Write every entry out again exactly, please, and skip the pictures.

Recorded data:
*****

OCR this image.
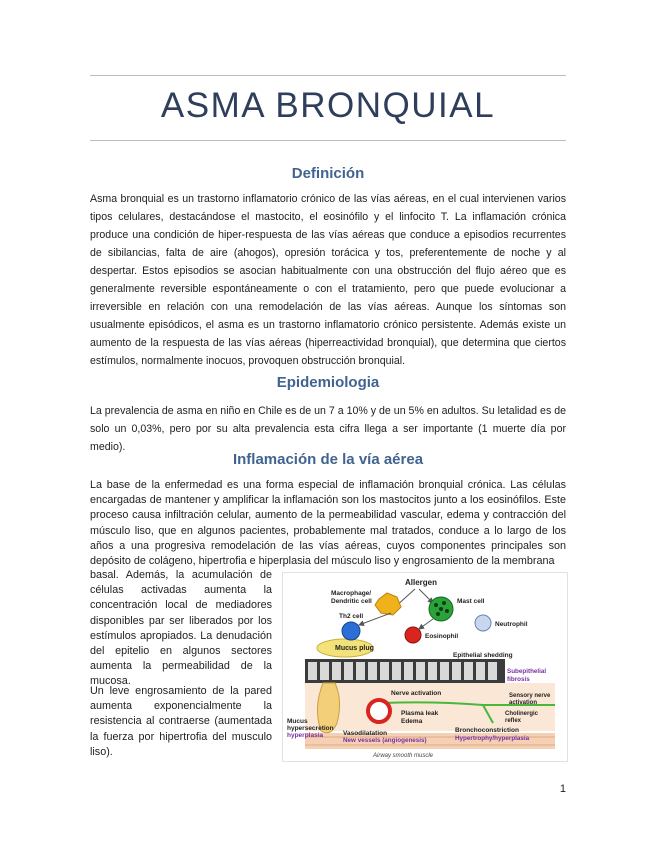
ASMA BRONQUIAL
Definición

Asma bronquial es un trastorno inflamatorio crónico de las vías aéreas, en el cual intervienen varios tipos celulares, destacándose el mastocito, el eosinófilo y el linfocito T. La inflamación crónica produce una condición de hiper-respuesta de las vías aéreas que conduce a episodios recurrentes de sibilancias, falta de aire (ahogos), opresión torácica y tos, preferentemente de noche y al despertar. Estos episodios se asocian habitualmente con una obstrucción del flujo aéreo que es generalmente reversible espontáneamente o con el tratamiento, pero que puede evolucionar a irreversible en relación con una remodelación de las vías aéreas. Aunque los síntomas son usualmente episódicos, el asma es un trastorno inflamatorio crónico persistente. Además existe un aumento de la respuesta de las vías aéreas (hiperreactividad bronquial), que determina que ciertos estímulos, normalmente inocuos, provoquen obstrucción bronquial.

Epidemiologia

La prevalencia de asma en niño en Chile es de un 7 a 10% y de un 5% en adultos. Su letalidad es de solo un 0,03%, pero por su alta prevalencia esta cifra llega a ser importante (1 muerte día por medio).

Inflamación de la vía aérea

La base de la enfermedad es una forma especial de inflamación bronquial crónica. Las células encargadas de mantener y amplificar la inflamación son los mastocitos junto a los eosinófilos. Este proceso causa infiltración celular, aumento de la permeabilidad vascular, edema y contracción del músculo liso, que en algunos pacientes, probablemente mal tratados, conduce a lo largo de los años a una progresiva remodelación de las vías aéreas, cuyos componentes principales son depósito de colágeno, hipertrofia e hiperplasia del músculo liso y engrosamiento de la membrana

basal. Además, la acumulación de células activadas aumenta la concentración local de mediadores disponibles par ser liberados por los estímulos apropiados. La denudación del epitelio en algunos sectores aumenta la permeabilidad de la mucosa.

Un leve engrosamiento de la pared aumenta exponencialmente la resistencia al contraerse (aumentada la fuerza por hipertrofia del musculo liso).

Mucus plug
Allergen
Macrophage/
Dendritic cell	Mast cell
Th2 cell
Neutrophil
Eosinophil
Epithelial shedding
Nerve activation
Subepithelial
fibrosis
Sensory nerve
activation
Plasma leak
Edema
Mucus
hypersecretion
hyperplasia	Vasodilatation
New vessels (angiogenesis)
Cholinergic
reflex
Bronchoconstriction
Hypertrophy/hyperplasia
Airway smooth muscle
1
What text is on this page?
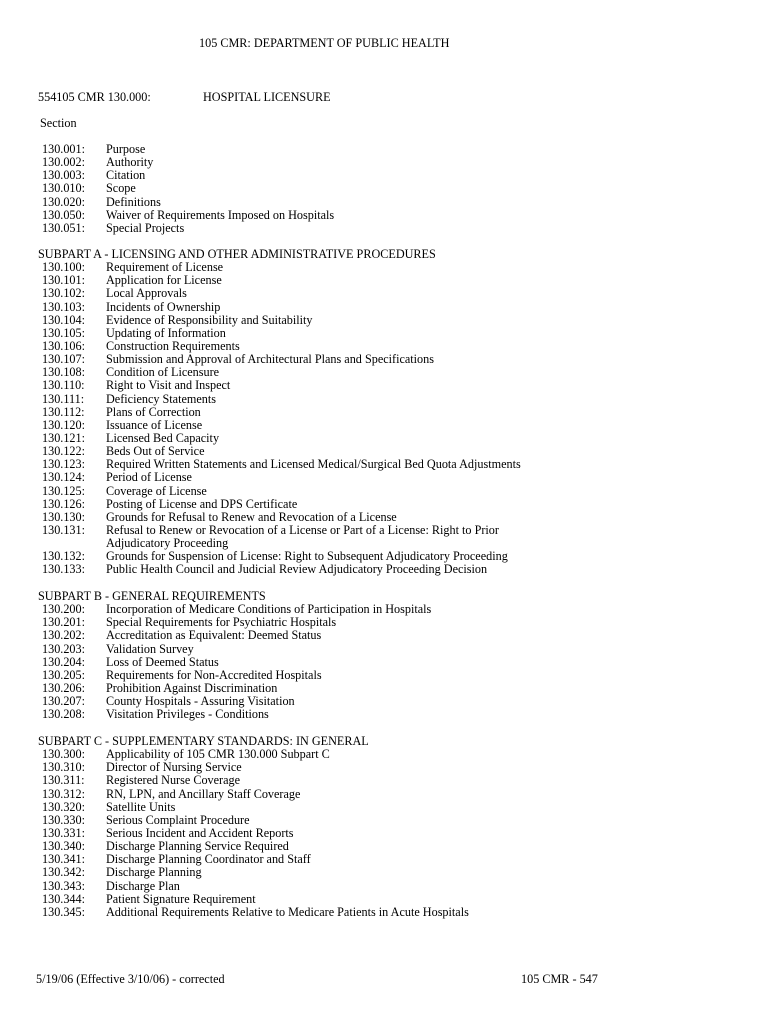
105 CMR: DEPARTMENT OF PUBLIC HEALTH
554105 CMR 130.000:	HOSPITAL LICENSURE
Section
130.001: Purpose
130.002: Authority
130.003: Citation
130.010: Scope
130.020: Definitions
130.050: Waiver of Requirements Imposed on Hospitals
130.051: Special Projects
SUBPART A - LICENSING AND OTHER ADMINISTRATIVE PROCEDURES
130.100: Requirement of License
130.101: Application for License
130.102: Local Approvals
130.103: Incidents of Ownership
130.104: Evidence of Responsibility and Suitability
130.105: Updating of Information
130.106: Construction Requirements
130.107: Submission and Approval of Architectural Plans and Specifications
130.108: Condition of Licensure
130.110: Right to Visit and Inspect
130.111: Deficiency Statements
130.112: Plans of Correction
130.120: Issuance of License
130.121: Licensed Bed Capacity
130.122: Beds Out of Service
130.123: Required Written Statements and Licensed Medical/Surgical Bed Quota Adjustments
130.124: Period of License
130.125: Coverage of License
130.126: Posting of License and DPS Certificate
130.130: Grounds for Refusal to Renew and Revocation of a License
130.131: Refusal to Renew or Revocation of a License or Part of a License: Right to Prior
Adjudicatory Proceeding
130.132: Grounds for Suspension of License: Right to Subsequent Adjudicatory Proceeding
130.133: Public Health Council and Judicial Review Adjudicatory Proceeding Decision
SUBPART B - GENERAL REQUIREMENTS
130.200: Incorporation of Medicare Conditions of Participation in Hospitals
130.201: Special Requirements for Psychiatric Hospitals
130.202: Accreditation as Equivalent: Deemed Status
130.203: Validation Survey
130.204: Loss of Deemed Status
130.205: Requirements for Non-Accredited Hospitals
130.206: Prohibition Against Discrimination
130.207: County Hospitals - Assuring Visitation
130.208: Visitation Privileges - Conditions
SUBPART C - SUPPLEMENTARY STANDARDS: IN GENERAL
130.300: Applicability of 105 CMR 130.000 Subpart C
130.310: Director of Nursing Service
130.311: Registered Nurse Coverage
130.312: RN, LPN, and Ancillary Staff Coverage
130.320: Satellite Units
130.330: Serious Complaint Procedure
130.331: Serious Incident and Accident Reports
130.340: Discharge Planning Service Required
130.341: Discharge Planning Coordinator and Staff
130.342: Discharge Planning
130.343: Discharge Plan
130.344: Patient Signature Requirement
130.345: Additional Requirements Relative to Medicare Patients in Acute Hospitals
5/19/06 (Effective 3/10/06) - corrected	105 CMR - 547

*****

Result of the exercise
OCR this image.
ASMA BRONQUIAL
Definición

Asma bronquial es un trastorno inflamatorio crónico de las vías aéreas, en el cual intervienen varios tipos celulares, destacándose el mastocito, el eosinófilo y el linfocito T. La inflamación crónica produce una condición de hiper-respuesta de las vías aéreas que conduce a episodios recurrentes de sibilancias, falta de aire (ahogos), opresión torácica y tos, preferentemente de noche y al despertar. Estos episodios se asocian habitualmente con una obstrucción del flujo aéreo que es generalmente reversible espontáneamente o con el tratamiento, pero que puede evolucionar a irreversible en relación con una remodelación de las vías aéreas. Aunque los síntomas son usualmente episódicos, el asma es un trastorno inflamatorio crónico persistente. Además existe un aumento de la respuesta de las vías aéreas (hiperreactividad bronquial), que determina que ciertos estímulos, normalmente inocuos, provoquen obstrucción bronquial.

Epidemiologia

La prevalencia de asma en niño en Chile es de un 7 a 10% y de un 5% en adultos. Su letalidad es de solo un 0,03%, pero por su alta prevalencia esta cifra llega a ser importante (1 muerte día por medio).

Inflamación de la vía aérea

La base de la enfermedad es una forma especial de inflamación bronquial crónica. Las células encargadas de mantener y amplificar la inflamación son los mastocitos junto a los eosinófilos. Este proceso causa infiltración celular, aumento de la permeabilidad vascular, edema y contracción del músculo liso, que en algunos pacientes, probablemente mal tratados, conduce a lo largo de los años a una progresiva remodelación de las vías aéreas, cuyos componentes principales son depósito de colágeno, hipertrofia e hiperplasia del músculo liso y engrosamiento de la membrana

basal. Además, la acumulación de células activadas aumenta la concentración local de mediadores disponibles par ser liberados por los estímulos apropiados. La denudación del epitelio en algunos sectores aumenta la permeabilidad de la mucosa.

Un leve engrosamiento de la pared aumenta exponencialmente la resistencia al contraerse (aumentada la fuerza por hipertrofia del musculo liso).

Mucus plug
Allergen
Macrophage/
Dendritic cell	Mast cell
Th2 cell
Neutrophil
Eosinophil
Epithelial shedding
Nerve activation
Subepithelial
fibrosis
Sensory nerve
activation
Plasma leak
Edema
Mucus
hypersecretion
hyperplasia	Vasodilatation
New vessels (angiogenesis)
Cholinergic
reflex
Bronchoconstriction
Hypertrophy/hyperplasia
Airway smooth muscle
1
What text is on this page?
105 CMR: DEPARTMENT OF PUBLIC HEALTH
554105 CMR 130.000:	HOSPITAL LICENSURE
Section
130.001: Purpose
130.002: Authority
130.003: Citation
130.010: Scope
130.020: Definitions
130.050: Waiver of Requirements Imposed on Hospitals
130.051: Special Projects
SUBPART A - LICENSING AND OTHER ADMINISTRATIVE PROCEDURES
130.100: Requirement of License
130.101: Application for License
130.102: Local Approvals
130.103: Incidents of Ownership
130.104: Evidence of Responsibility and Suitability
130.105: Updating of Information
130.106: Construction Requirements
130.107: Submission and Approval of Architectural Plans and Specifications
130.108: Condition of Licensure
130.110: Right to Visit and Inspect
130.111: Deficiency Statements
130.112: Plans of Correction
130.120: Issuance of License
130.121: Licensed Bed Capacity
130.122: Beds Out of Service
130.123: Required Written Statements and Licensed Medical/Surgical Bed Quota Adjustments
130.124: Period of License
130.125: Coverage of License
130.126: Posting of License and DPS Certificate
130.130: Grounds for Refusal to Renew and Revocation of a License
130.131: Refusal to Renew or Revocation of a License or Part of a License: Right to Prior
Adjudicatory Proceeding
130.132: Grounds for Suspension of License: Right to Subsequent Adjudicatory Proceeding
130.133: Public Health Council and Judicial Review Adjudicatory Proceeding Decision
SUBPART B - GENERAL REQUIREMENTS
130.200: Incorporation of Medicare Conditions of Participation in Hospitals
130.201: Special Requirements for Psychiatric Hospitals
130.202: Accreditation as Equivalent: Deemed Status
130.203: Validation Survey
130.204: Loss of Deemed Status
130.205: Requirements for Non-Accredited Hospitals
130.206: Prohibition Against Discrimination
130.207: County Hospitals - Assuring Visitation
130.208: Visitation Privileges - Conditions
SUBPART C - SUPPLEMENTARY STANDARDS: IN GENERAL
130.300: Applicability of 105 CMR 130.000 Subpart C
130.310: Director of Nursing Service
130.311: Registered Nurse Coverage
130.312: RN, LPN, and Ancillary Staff Coverage
130.320: Satellite Units
130.330: Serious Complaint Procedure
130.331: Serious Incident and Accident Reports
130.340: Discharge Planning Service Required
130.341: Discharge Planning Coordinator and Staff
130.342: Discharge Planning
130.343: Discharge Plan
130.344: Patient Signature Requirement
130.345: Additional Requirements Relative to Medicare Patients in Acute Hospitals
5/19/06 (Effective 3/10/06) - corrected	105 CMR - 547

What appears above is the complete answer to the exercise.